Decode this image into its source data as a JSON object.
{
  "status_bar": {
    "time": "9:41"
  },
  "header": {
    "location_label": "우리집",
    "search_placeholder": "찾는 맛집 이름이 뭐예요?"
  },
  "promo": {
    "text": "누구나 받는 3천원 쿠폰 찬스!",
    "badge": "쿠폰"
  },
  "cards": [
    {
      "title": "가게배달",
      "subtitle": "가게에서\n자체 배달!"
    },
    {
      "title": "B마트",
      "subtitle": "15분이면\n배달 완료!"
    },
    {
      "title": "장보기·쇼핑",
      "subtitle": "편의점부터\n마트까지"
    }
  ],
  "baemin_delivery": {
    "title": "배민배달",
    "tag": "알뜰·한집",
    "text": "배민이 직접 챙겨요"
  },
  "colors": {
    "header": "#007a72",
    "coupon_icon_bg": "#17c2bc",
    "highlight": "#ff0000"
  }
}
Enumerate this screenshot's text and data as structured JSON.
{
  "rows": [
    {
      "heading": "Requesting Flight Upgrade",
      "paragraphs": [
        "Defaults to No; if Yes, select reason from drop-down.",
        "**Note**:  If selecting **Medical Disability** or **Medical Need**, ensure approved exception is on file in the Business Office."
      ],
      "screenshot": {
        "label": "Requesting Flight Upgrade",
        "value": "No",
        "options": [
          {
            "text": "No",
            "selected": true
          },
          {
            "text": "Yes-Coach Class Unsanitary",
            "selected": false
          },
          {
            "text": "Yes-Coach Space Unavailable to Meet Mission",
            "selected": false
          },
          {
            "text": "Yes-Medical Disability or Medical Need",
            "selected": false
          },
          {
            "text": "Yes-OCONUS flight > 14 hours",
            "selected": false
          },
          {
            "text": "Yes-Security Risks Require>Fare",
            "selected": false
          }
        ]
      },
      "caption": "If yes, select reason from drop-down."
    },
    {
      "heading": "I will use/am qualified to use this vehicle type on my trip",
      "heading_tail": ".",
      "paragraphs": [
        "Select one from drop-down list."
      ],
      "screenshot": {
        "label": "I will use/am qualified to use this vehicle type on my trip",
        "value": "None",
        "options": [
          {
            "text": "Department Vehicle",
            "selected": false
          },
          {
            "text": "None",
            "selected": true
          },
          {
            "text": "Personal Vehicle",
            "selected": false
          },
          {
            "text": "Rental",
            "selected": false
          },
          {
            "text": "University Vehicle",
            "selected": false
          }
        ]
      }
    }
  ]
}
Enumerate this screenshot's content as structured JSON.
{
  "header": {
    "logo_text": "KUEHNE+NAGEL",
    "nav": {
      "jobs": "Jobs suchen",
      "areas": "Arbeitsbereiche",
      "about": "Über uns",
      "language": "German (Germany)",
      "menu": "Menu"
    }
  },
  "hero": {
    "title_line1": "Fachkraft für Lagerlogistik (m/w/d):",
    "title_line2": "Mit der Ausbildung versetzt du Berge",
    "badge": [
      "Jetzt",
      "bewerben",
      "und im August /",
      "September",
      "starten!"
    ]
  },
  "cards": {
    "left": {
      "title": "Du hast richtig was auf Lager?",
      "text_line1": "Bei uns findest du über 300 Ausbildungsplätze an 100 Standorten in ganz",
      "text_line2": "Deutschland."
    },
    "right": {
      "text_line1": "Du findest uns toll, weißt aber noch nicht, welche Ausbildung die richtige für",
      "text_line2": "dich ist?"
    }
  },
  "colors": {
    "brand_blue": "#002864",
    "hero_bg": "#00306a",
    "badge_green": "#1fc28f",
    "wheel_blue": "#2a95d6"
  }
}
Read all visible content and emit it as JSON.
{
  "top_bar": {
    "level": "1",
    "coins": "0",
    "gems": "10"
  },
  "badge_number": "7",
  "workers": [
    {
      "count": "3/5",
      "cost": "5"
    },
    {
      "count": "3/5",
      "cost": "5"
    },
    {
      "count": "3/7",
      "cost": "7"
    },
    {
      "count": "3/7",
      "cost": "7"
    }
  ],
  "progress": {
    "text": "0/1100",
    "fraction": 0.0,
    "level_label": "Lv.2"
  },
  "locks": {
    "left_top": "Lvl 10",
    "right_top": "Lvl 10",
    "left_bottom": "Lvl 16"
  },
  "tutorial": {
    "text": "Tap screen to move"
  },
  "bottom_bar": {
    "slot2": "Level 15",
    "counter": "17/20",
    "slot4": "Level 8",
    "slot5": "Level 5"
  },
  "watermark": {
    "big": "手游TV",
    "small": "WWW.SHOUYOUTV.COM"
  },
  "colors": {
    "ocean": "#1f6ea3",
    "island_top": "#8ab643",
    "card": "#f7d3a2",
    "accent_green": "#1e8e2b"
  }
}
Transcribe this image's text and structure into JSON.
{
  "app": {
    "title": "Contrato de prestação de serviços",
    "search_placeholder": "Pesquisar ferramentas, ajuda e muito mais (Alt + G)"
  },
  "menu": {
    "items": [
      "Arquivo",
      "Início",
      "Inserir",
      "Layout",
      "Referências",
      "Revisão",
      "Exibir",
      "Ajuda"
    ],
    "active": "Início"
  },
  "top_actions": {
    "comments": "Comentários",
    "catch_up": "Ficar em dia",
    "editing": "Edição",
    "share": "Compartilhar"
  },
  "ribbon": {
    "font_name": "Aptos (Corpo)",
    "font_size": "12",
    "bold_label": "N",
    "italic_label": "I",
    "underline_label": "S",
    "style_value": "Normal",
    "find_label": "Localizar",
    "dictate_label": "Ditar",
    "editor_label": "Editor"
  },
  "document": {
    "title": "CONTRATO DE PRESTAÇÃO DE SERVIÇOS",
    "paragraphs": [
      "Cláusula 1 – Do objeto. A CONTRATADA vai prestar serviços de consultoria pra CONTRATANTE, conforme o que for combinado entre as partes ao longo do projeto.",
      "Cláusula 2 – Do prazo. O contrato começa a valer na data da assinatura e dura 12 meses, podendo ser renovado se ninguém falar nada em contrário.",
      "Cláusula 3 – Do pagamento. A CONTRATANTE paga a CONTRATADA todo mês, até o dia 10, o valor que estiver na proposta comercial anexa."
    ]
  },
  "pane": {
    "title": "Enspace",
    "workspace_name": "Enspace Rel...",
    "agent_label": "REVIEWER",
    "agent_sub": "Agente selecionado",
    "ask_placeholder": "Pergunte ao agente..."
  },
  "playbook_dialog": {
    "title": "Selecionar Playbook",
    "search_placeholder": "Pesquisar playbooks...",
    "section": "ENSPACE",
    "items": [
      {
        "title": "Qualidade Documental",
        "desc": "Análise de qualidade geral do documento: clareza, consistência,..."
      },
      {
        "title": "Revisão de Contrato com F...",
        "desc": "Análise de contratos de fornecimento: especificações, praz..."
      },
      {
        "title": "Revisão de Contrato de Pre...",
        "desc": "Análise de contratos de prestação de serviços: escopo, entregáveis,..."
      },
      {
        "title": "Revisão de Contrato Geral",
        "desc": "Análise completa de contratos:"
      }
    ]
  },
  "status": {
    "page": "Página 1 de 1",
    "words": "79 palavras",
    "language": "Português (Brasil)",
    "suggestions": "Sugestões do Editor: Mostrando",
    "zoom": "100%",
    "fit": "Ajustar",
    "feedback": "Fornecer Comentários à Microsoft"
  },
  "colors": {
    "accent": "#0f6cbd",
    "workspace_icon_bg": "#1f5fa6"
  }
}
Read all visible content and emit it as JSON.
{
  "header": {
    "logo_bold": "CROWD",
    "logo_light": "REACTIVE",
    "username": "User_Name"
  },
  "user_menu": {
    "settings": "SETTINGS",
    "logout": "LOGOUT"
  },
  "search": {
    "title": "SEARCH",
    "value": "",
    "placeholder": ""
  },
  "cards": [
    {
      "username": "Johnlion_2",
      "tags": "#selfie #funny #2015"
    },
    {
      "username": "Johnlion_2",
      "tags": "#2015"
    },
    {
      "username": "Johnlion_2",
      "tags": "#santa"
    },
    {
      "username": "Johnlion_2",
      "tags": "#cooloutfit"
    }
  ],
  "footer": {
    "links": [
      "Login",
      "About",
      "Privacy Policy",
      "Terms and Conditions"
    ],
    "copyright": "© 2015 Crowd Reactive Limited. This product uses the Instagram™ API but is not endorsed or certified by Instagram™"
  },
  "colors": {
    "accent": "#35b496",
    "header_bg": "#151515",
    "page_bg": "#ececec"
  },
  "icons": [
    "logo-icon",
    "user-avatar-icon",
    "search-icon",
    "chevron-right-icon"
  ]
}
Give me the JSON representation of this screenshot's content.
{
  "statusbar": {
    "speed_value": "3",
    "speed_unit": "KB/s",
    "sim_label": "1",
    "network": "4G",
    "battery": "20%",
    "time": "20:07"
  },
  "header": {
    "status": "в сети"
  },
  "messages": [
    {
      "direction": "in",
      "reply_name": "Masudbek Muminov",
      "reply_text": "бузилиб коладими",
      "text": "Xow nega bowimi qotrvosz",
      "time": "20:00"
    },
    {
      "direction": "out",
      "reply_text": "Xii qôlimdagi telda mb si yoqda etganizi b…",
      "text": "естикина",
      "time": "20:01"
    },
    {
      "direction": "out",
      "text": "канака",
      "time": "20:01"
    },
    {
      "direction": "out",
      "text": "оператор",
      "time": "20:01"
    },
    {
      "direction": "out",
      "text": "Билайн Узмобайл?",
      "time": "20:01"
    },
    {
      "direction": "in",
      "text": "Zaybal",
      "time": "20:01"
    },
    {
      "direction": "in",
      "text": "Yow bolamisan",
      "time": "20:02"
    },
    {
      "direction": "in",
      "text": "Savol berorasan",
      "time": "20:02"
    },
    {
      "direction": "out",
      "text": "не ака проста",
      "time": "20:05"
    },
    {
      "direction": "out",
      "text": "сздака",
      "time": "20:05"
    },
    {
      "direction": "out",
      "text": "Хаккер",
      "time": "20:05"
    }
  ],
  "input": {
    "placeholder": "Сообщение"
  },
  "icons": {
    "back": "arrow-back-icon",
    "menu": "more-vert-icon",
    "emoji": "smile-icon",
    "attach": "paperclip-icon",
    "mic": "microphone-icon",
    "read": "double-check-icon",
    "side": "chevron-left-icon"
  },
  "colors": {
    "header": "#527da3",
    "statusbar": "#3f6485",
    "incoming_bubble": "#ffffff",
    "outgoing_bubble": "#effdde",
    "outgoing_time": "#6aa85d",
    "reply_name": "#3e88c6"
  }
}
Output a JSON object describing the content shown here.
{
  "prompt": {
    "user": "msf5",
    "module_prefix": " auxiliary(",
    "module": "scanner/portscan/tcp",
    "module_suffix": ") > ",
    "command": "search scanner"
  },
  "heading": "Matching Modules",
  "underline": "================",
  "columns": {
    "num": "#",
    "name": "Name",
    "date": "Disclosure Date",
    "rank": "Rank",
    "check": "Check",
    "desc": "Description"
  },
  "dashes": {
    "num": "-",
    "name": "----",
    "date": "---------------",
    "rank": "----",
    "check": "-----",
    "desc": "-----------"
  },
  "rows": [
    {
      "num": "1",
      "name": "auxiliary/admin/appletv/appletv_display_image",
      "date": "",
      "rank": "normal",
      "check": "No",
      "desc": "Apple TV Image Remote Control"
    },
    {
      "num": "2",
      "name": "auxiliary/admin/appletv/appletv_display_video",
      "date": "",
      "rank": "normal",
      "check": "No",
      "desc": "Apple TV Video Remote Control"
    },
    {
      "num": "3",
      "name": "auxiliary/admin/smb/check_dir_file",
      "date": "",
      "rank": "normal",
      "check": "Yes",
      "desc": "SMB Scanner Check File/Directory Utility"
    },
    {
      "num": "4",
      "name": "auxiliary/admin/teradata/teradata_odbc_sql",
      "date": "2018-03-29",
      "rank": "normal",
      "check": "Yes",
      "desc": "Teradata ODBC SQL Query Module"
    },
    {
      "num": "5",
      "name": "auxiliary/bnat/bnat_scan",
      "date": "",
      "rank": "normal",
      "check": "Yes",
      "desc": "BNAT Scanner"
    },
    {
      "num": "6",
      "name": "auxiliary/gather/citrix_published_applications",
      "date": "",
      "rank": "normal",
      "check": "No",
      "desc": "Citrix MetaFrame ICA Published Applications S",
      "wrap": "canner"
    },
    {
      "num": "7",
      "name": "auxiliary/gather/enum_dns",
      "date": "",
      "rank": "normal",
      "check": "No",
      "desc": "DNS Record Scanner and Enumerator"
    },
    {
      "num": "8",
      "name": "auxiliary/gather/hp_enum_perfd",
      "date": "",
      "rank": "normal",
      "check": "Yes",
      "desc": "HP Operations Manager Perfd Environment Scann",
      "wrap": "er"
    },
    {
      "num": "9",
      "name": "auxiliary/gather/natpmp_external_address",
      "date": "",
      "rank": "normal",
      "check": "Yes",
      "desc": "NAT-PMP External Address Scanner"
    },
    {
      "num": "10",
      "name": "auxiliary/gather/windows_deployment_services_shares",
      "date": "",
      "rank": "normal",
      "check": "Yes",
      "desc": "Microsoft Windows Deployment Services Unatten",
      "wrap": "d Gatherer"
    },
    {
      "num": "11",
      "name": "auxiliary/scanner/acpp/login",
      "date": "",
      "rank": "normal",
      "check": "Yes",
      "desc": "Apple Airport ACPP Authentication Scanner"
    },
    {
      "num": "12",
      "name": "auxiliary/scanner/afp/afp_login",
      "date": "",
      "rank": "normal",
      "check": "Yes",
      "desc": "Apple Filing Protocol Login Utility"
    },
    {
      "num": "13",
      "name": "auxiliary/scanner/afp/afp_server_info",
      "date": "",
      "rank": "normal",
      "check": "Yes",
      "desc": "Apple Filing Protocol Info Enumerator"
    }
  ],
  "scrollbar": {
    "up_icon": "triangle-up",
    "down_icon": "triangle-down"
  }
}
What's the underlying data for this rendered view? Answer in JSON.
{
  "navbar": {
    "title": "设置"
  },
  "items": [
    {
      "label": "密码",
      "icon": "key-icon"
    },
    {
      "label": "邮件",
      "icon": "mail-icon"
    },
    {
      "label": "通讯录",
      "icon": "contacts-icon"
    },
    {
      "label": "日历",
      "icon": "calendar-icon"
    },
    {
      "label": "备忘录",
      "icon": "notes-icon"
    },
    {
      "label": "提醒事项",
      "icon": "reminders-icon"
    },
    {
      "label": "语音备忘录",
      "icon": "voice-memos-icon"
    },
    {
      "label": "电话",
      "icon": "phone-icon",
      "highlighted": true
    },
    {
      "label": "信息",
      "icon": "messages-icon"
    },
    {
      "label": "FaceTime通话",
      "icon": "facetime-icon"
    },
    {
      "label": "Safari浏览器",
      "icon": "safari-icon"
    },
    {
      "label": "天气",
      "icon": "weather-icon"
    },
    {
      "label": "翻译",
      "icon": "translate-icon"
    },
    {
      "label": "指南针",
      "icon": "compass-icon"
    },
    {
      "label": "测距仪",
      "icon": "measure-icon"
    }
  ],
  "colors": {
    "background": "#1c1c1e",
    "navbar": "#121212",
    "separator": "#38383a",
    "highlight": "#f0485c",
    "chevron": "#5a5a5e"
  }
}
——
* **SET PROBLEM**
Which lines above contain "CONTRATANTE"? Show each of them.

* **OUTPUT**
      "Cláusula 1 – Do objeto. A CONTRATADA vai prestar serviços de consultoria pra CONTRATANTE, conforme o que for combinado entre as partes ao longo do projeto.",
      "Cláusula 3 – Do pagamento. A CONTRATANTE paga a CONTRATADA todo mês, até o dia 10, o valor que estiver na proposta comercial anexa."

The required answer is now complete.